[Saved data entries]
__________
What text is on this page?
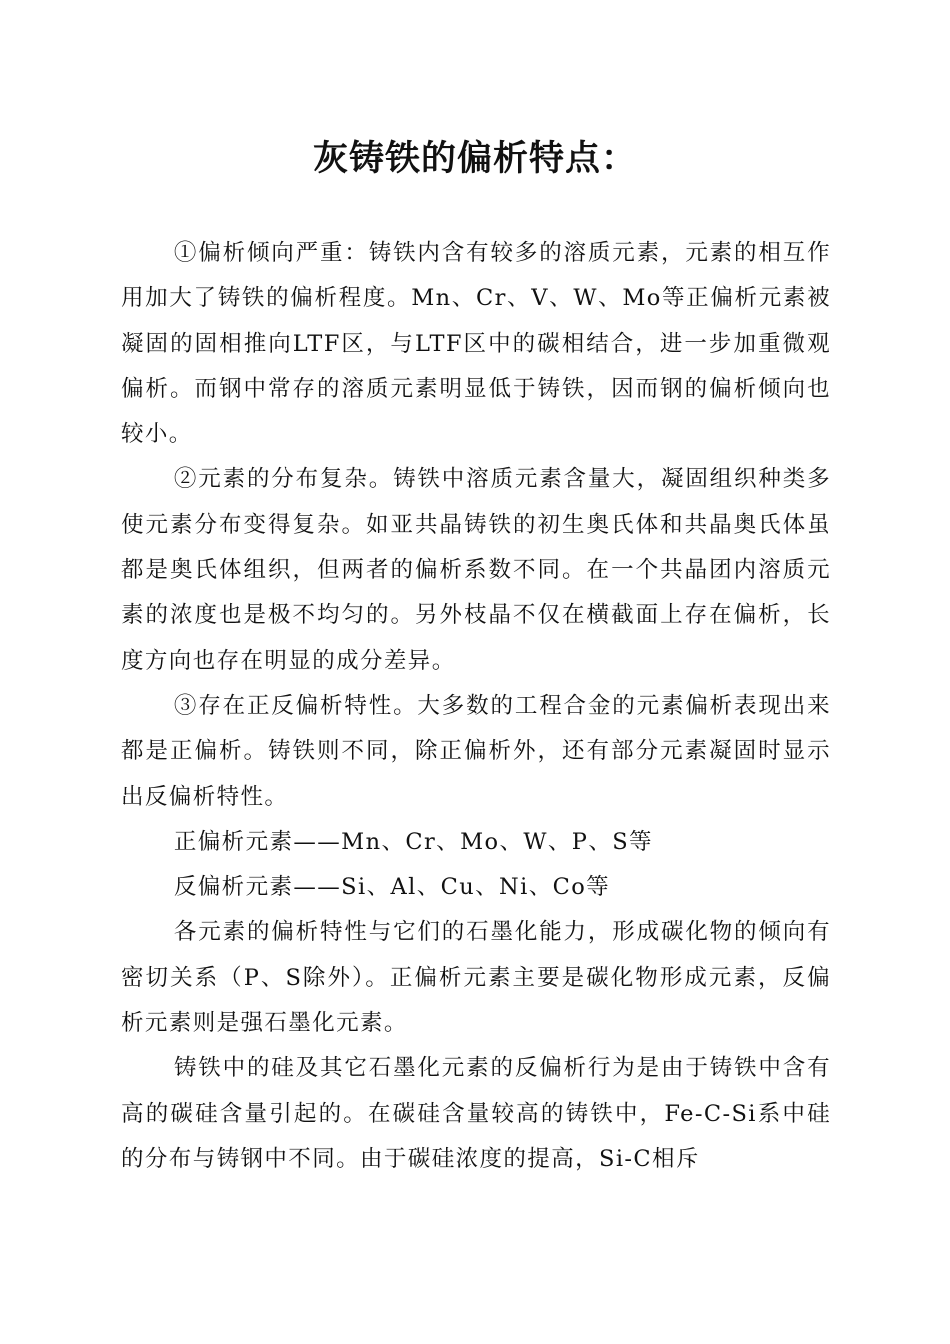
灰铸铁的偏析特点：

①偏析倾向严重：铸铁内含有较多的溶质元素，元素的相互作用加大了铸铁的偏析程度。Mn、Cr、V、W、Mo等正偏析元素被凝固的固相推向LTF区，与LTF区中的碳相结合，进一步加重微观偏析。而钢中常存的溶质元素明显低于铸铁，因而钢的偏析倾向也较小。

②元素的分布复杂。铸铁中溶质元素含量大，凝固组织种类多使元素分布变得复杂。如亚共晶铸铁的初生奥氏体和共晶奥氏体虽都是奥氏体组织，但两者的偏析系数不同。在一个共晶团内溶质元素的浓度也是极不均匀的。另外枝晶不仅在横截面上存在偏析，长度方向也存在明显的成分差异。

③存在正反偏析特性。大多数的工程合金的元素偏析表现出来都是正偏析。铸铁则不同，除正偏析外，还有部分元素凝固时显示出反偏析特性。

正偏析元素——Mn、Cr、Mo、W、P、S等

反偏析元素——Si、Al、Cu、Ni、Co等

各元素的偏析特性与它们的石墨化能力，形成碳化物的倾向有密切关系（P、S除外）。正偏析元素主要是碳化物形成元素，反偏析元素则是强石墨化元素。

铸铁中的硅及其它石墨化元素的反偏析行为是由于铸铁中含有高的碳硅含量引起的。在碳硅含量较高的铸铁中，Fe-C-Si系中硅的分布与铸钢中不同。由于碳硅浓度的提高，Si-C相斥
__________
◆ DIRECTION ◆
Repeat all of the records verbatim, leaving out the pictures.

◆ ANSWER IN FULL ◆
What text is on this page?
灰铸铁的偏析特点：

①偏析倾向严重：铸铁内含有较多的溶质元素，元素的相互作用加大了铸铁的偏析程度。Mn、Cr、V、W、Mo等正偏析元素被凝固的固相推向LTF区，与LTF区中的碳相结合，进一步加重微观偏析。而钢中常存的溶质元素明显低于铸铁，因而钢的偏析倾向也较小。

②元素的分布复杂。铸铁中溶质元素含量大，凝固组织种类多使元素分布变得复杂。如亚共晶铸铁的初生奥氏体和共晶奥氏体虽都是奥氏体组织，但两者的偏析系数不同。在一个共晶团内溶质元素的浓度也是极不均匀的。另外枝晶不仅在横截面上存在偏析，长度方向也存在明显的成分差异。

③存在正反偏析特性。大多数的工程合金的元素偏析表现出来都是正偏析。铸铁则不同，除正偏析外，还有部分元素凝固时显示出反偏析特性。

正偏析元素——Mn、Cr、Mo、W、P、S等

反偏析元素——Si、Al、Cu、Ni、Co等

各元素的偏析特性与它们的石墨化能力，形成碳化物的倾向有密切关系（P、S除外）。正偏析元素主要是碳化物形成元素，反偏析元素则是强石墨化元素。

铸铁中的硅及其它石墨化元素的反偏析行为是由于铸铁中含有高的碳硅含量引起的。在碳硅含量较高的铸铁中，Fe-C-Si系中硅的分布与铸钢中不同。由于碳硅浓度的提高，Si-C相斥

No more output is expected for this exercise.